> Task description
Pull out every line below that holds the word "croutons".

Extracted data entries:
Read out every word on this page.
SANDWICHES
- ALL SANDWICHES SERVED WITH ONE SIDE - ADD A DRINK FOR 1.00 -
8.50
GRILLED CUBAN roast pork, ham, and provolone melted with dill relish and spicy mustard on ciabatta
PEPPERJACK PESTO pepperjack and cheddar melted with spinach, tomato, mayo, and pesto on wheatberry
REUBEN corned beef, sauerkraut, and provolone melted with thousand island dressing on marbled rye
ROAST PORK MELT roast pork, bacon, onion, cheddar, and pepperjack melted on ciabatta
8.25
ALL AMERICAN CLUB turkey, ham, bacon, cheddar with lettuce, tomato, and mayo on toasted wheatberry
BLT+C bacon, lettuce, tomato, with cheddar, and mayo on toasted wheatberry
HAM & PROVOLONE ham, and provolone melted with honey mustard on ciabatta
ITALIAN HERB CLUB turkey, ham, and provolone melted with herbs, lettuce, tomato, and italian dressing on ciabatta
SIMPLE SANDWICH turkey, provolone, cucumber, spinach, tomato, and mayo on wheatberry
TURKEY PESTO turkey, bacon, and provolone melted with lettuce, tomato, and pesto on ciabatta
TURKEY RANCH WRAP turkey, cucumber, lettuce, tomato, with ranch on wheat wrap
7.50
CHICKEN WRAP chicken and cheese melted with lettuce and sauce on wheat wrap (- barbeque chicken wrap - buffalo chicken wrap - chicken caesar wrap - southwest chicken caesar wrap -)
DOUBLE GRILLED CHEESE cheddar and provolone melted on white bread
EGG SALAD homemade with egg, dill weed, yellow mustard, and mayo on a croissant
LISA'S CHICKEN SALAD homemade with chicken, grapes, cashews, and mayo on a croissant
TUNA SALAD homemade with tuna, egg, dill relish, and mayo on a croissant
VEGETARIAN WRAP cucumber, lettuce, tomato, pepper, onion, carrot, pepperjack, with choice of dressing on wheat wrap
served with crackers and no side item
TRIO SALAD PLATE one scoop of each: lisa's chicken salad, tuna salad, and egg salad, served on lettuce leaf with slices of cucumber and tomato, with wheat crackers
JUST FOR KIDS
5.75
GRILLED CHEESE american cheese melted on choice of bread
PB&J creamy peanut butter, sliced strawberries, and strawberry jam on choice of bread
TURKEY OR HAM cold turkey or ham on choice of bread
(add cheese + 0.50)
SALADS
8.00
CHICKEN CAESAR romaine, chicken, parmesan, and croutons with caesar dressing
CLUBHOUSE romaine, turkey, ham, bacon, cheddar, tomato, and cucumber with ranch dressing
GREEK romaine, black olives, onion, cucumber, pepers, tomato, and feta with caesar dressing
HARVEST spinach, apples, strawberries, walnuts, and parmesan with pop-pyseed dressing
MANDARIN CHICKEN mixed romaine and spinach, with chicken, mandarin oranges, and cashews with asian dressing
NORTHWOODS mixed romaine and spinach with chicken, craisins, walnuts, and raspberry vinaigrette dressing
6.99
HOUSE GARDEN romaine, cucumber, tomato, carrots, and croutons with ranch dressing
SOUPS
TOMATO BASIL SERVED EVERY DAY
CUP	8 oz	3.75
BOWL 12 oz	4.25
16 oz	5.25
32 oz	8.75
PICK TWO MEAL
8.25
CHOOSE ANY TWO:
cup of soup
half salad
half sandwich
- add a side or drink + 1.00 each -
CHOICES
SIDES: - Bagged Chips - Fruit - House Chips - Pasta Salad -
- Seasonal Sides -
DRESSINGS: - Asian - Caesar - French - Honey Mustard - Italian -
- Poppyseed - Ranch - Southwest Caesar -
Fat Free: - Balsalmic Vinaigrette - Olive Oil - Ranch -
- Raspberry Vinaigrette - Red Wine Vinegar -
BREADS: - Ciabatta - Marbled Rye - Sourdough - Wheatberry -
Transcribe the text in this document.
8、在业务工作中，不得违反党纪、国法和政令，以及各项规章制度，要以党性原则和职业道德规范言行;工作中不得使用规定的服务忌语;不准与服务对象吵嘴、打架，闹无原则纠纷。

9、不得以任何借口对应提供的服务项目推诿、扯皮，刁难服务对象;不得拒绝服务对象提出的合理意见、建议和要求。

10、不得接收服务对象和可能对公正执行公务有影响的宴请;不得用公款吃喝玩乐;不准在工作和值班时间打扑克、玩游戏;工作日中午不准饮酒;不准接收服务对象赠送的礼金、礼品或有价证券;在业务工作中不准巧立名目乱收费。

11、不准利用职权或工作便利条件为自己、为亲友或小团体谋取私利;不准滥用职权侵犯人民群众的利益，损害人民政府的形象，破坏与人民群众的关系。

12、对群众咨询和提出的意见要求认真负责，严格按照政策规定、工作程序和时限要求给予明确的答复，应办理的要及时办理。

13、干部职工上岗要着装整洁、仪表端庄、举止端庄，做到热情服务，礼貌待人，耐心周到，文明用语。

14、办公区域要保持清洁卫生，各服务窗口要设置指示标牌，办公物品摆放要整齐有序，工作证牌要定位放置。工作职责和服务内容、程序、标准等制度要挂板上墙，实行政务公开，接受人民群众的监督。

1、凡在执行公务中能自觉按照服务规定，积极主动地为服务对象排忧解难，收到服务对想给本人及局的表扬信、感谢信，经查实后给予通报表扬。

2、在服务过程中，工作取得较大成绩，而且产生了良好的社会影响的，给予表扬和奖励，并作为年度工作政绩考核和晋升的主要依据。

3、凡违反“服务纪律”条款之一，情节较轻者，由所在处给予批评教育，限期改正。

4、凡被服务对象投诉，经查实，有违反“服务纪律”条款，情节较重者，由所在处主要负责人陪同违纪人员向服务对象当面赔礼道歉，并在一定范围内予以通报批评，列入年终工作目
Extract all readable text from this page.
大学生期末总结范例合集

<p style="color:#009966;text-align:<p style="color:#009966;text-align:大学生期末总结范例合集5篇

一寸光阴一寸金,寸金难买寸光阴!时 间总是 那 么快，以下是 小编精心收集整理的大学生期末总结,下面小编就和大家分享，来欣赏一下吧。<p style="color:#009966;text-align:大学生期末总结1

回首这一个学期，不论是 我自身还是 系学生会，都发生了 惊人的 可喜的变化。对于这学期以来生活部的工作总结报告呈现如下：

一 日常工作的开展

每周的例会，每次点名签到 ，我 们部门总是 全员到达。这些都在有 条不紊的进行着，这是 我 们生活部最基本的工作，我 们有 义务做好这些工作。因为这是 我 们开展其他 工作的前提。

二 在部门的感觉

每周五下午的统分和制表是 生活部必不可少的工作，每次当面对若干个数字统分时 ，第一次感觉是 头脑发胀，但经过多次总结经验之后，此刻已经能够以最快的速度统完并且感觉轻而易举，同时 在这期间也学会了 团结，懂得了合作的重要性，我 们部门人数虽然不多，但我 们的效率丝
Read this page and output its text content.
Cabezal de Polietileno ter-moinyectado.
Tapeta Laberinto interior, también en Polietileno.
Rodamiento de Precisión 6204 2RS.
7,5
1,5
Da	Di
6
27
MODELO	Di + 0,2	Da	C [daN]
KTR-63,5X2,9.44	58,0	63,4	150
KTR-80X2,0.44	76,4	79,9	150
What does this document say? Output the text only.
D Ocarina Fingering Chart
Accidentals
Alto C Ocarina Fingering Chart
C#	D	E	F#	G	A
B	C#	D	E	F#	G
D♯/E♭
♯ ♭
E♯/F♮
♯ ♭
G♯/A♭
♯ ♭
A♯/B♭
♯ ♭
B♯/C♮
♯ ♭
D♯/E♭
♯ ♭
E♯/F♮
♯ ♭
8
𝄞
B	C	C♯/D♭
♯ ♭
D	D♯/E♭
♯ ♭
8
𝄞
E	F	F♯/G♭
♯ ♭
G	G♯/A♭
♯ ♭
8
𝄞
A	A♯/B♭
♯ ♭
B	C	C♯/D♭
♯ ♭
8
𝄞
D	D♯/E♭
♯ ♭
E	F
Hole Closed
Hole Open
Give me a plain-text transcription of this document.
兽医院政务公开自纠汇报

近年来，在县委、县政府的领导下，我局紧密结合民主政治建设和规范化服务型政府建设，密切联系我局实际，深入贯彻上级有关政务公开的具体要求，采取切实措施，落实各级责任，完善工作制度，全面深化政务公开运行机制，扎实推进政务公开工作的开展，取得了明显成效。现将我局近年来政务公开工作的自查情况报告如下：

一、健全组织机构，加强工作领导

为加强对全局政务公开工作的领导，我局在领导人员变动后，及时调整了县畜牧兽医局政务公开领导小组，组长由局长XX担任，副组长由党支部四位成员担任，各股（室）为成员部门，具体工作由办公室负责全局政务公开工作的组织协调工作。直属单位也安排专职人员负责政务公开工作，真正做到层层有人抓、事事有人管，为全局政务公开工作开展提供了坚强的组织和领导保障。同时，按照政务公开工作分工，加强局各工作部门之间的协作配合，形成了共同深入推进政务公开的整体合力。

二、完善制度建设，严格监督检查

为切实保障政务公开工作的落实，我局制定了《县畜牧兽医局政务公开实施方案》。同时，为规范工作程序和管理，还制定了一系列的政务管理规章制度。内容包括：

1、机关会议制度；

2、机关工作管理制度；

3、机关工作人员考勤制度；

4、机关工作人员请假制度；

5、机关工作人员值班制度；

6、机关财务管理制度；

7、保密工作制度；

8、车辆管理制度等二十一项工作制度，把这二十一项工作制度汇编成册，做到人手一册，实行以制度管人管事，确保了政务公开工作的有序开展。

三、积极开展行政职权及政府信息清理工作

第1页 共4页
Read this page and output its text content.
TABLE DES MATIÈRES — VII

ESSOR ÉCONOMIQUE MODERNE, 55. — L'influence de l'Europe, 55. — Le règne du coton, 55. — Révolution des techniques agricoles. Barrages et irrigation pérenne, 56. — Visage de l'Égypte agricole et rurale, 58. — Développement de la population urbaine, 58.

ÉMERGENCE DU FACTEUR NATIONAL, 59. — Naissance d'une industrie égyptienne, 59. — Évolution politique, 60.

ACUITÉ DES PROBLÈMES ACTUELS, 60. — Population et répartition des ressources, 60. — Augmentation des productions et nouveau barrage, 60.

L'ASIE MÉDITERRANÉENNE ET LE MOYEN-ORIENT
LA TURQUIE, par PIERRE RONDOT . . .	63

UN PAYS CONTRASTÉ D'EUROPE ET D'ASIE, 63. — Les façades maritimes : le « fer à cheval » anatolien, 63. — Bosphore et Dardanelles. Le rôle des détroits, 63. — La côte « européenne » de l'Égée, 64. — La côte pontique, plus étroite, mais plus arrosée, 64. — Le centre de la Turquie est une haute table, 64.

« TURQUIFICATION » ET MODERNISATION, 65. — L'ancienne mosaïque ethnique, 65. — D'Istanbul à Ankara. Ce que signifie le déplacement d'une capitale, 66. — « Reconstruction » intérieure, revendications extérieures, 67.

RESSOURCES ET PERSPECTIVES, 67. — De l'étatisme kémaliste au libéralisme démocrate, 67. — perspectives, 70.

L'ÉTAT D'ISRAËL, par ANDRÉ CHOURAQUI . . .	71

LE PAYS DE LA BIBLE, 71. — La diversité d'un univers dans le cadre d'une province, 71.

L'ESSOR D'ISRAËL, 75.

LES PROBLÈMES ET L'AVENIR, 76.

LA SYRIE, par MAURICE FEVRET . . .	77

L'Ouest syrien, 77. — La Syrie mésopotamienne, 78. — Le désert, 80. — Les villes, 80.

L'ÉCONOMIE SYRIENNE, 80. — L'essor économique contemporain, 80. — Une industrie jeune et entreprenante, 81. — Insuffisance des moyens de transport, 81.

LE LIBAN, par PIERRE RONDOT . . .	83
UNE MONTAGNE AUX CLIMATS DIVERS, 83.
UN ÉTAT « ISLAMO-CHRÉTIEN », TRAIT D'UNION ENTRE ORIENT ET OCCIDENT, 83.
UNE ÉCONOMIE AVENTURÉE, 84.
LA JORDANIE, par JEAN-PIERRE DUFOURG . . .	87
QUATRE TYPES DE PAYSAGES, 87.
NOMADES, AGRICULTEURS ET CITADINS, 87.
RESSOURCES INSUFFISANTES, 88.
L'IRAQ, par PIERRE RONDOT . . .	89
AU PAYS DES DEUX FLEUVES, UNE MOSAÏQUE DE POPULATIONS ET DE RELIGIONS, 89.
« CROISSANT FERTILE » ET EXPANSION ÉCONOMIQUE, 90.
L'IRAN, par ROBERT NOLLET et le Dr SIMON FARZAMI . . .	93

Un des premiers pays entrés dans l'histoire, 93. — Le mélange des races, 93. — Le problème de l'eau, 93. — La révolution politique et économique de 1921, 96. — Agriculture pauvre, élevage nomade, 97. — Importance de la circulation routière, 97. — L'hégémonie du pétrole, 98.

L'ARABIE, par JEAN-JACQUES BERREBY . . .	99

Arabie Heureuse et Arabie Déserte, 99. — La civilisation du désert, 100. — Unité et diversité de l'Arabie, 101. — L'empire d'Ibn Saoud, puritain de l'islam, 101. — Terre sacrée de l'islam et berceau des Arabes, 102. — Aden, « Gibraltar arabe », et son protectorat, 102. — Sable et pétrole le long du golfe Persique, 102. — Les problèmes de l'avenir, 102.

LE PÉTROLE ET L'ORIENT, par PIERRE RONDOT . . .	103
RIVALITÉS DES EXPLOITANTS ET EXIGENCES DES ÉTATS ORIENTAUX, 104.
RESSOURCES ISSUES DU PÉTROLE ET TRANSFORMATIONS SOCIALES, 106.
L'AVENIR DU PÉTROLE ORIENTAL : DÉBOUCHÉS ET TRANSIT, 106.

> Solution to this exercise
CHICKEN CAESAR romaine, chicken, parmesan, and croutons with caesar dressing
HOUSE GARDEN romaine, cucumber, tomato, carrots, and croutons with ranch dressing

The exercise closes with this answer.